Dataset items:
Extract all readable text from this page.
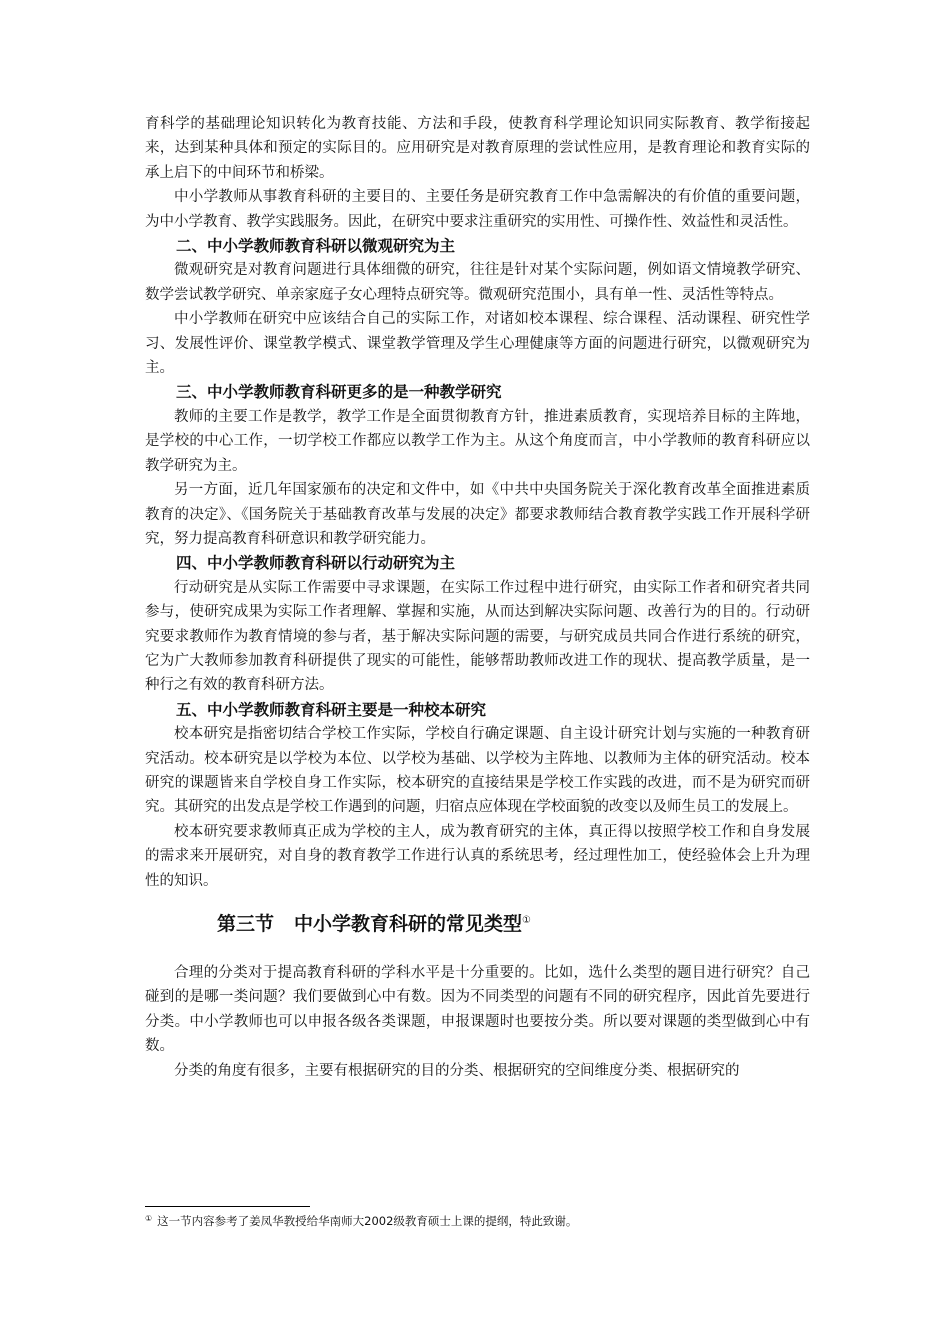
育科学的基础理论知识转化为教育技能、方法和手段，使教育科学理论知识同实际教育、教学衔接起来，达到某种具体和预定的实际目的。应用研究是对教育原理的尝试性应用，是教育理论和教育实际的承上启下的中间环节和桥梁。

中小学教师从事教育科研的主要目的、主要任务是研究教育工作中急需解决的有价值的重要问题，为中小学教育、教学实践服务。因此，在研究中要求注重研究的实用性、可操作性、效益性和灵活性。

二、中小学教师教育科研以微观研究为主

微观研究是对教育问题进行具体细微的研究，往往是针对某个实际问题，例如语文情境教学研究、数学尝试教学研究、单亲家庭子女心理特点研究等。微观研究范围小，具有单一性、灵活性等特点。

中小学教师在研究中应该结合自己的实际工作，对诸如校本课程、综合课程、活动课程、研究性学习、发展性评价、课堂教学模式、课堂教学管理及学生心理健康等方面的问题进行研究，以微观研究为主。

三、中小学教师教育科研更多的是一种教学研究

教师的主要工作是教学，教学工作是全面贯彻教育方针，推进素质教育，实现培养目标的主阵地，是学校的中心工作，一切学校工作都应以教学工作为主。从这个角度而言，中小学教师的教育科研应以教学研究为主。

另一方面，近几年国家颁布的决定和文件中，如《中共中央国务院关于深化教育改革全面推进素质教育的决定》、《国务院关于基础教育改革与发展的决定》都要求教师结合教育教学实践工作开展科学研究，努力提高教育科研意识和教学研究能力。

四、中小学教师教育科研以行动研究为主

行动研究是从实际工作需要中寻求课题，在实际工作过程中进行研究，由实际工作者和研究者共同参与，使研究成果为实际工作者理解、掌握和实施，从而达到解决实际问题、改善行为的目的。行动研究要求教师作为教育情境的参与者，基于解决实际问题的需要，与研究成员共同合作进行系统的研究，它为广大教师参加教育科研提供了现实的可能性，能够帮助教师改进工作的现状、提高教学质量，是一种行之有效的教育科研方法。

五、中小学教师教育科研主要是一种校本研究

校本研究是指密切结合学校工作实际，学校自行确定课题、自主设计研究计划与实施的一种教育研究活动。校本研究是以学校为本位、以学校为基础、以学校为主阵地、以教师为主体的研究活动。校本研究的课题皆来自学校自身工作实际，校本研究的直接结果是学校工作实践的改进，而不是为研究而研究。其研究的出发点是学校工作遇到的问题，归宿点应体现在学校面貌的改变以及师生员工的发展上。

校本研究要求教师真正成为学校的主人，成为教育研究的主体，真正得以按照学校工作和自身发展的需求来开展研究，对自身的教育教学工作进行认真的系统思考，经过理性加工，使经验体会上升为理性的知识。

第三节 中小学教育科研的常见类型①

合理的分类对于提高教育科研的学科水平是十分重要的。比如，选什么类型的题目进行研究？自己碰到的是哪一类问题？我们要做到心中有数。因为不同类型的问题有不同的研究程序，因此首先要进行分类。中小学教师也可以申报各级各类课题，申报课题时也要按分类。所以要对课题的类型做到心中有数。

分类的角度有很多，主要有根据研究的目的分类、根据研究的空间维度分类、根据研究的

① 这一节内容参考了姜凤华教授给华南师大2002级教育硕士上课的提纲，特此致谢。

■ GIVEN PROBLEM ■
Print the records above exactly as they stand, but leave out the pictures.

■ FINAL RESULT ■
Extract all readable text from this page.
育科学的基础理论知识转化为教育技能、方法和手段，使教育科学理论知识同实际教育、教学衔接起来，达到某种具体和预定的实际目的。应用研究是对教育原理的尝试性应用，是教育理论和教育实际的承上启下的中间环节和桥梁。

中小学教师从事教育科研的主要目的、主要任务是研究教育工作中急需解决的有价值的重要问题，为中小学教育、教学实践服务。因此，在研究中要求注重研究的实用性、可操作性、效益性和灵活性。

二、中小学教师教育科研以微观研究为主

微观研究是对教育问题进行具体细微的研究，往往是针对某个实际问题，例如语文情境教学研究、数学尝试教学研究、单亲家庭子女心理特点研究等。微观研究范围小，具有单一性、灵活性等特点。

中小学教师在研究中应该结合自己的实际工作，对诸如校本课程、综合课程、活动课程、研究性学习、发展性评价、课堂教学模式、课堂教学管理及学生心理健康等方面的问题进行研究，以微观研究为主。

三、中小学教师教育科研更多的是一种教学研究

教师的主要工作是教学，教学工作是全面贯彻教育方针，推进素质教育，实现培养目标的主阵地，是学校的中心工作，一切学校工作都应以教学工作为主。从这个角度而言，中小学教师的教育科研应以教学研究为主。

另一方面，近几年国家颁布的决定和文件中，如《中共中央国务院关于深化教育改革全面推进素质教育的决定》、《国务院关于基础教育改革与发展的决定》都要求教师结合教育教学实践工作开展科学研究，努力提高教育科研意识和教学研究能力。

四、中小学教师教育科研以行动研究为主

行动研究是从实际工作需要中寻求课题，在实际工作过程中进行研究，由实际工作者和研究者共同参与，使研究成果为实际工作者理解、掌握和实施，从而达到解决实际问题、改善行为的目的。行动研究要求教师作为教育情境的参与者，基于解决实际问题的需要，与研究成员共同合作进行系统的研究，它为广大教师参加教育科研提供了现实的可能性，能够帮助教师改进工作的现状、提高教学质量，是一种行之有效的教育科研方法。

五、中小学教师教育科研主要是一种校本研究

校本研究是指密切结合学校工作实际，学校自行确定课题、自主设计研究计划与实施的一种教育研究活动。校本研究是以学校为本位、以学校为基础、以学校为主阵地、以教师为主体的研究活动。校本研究的课题皆来自学校自身工作实际，校本研究的直接结果是学校工作实践的改进，而不是为研究而研究。其研究的出发点是学校工作遇到的问题，归宿点应体现在学校面貌的改变以及师生员工的发展上。

校本研究要求教师真正成为学校的主人，成为教育研究的主体，真正得以按照学校工作和自身发展的需求来开展研究，对自身的教育教学工作进行认真的系统思考，经过理性加工，使经验体会上升为理性的知识。

第三节 中小学教育科研的常见类型①

合理的分类对于提高教育科研的学科水平是十分重要的。比如，选什么类型的题目进行研究？自己碰到的是哪一类问题？我们要做到心中有数。因为不同类型的问题有不同的研究程序，因此首先要进行分类。中小学教师也可以申报各级各类课题，申报课题时也要按分类。所以要对课题的类型做到心中有数。

分类的角度有很多，主要有根据研究的目的分类、根据研究的空间维度分类、根据研究的

① 这一节内容参考了姜凤华教授给华南师大2002级教育硕士上课的提纲，特此致谢。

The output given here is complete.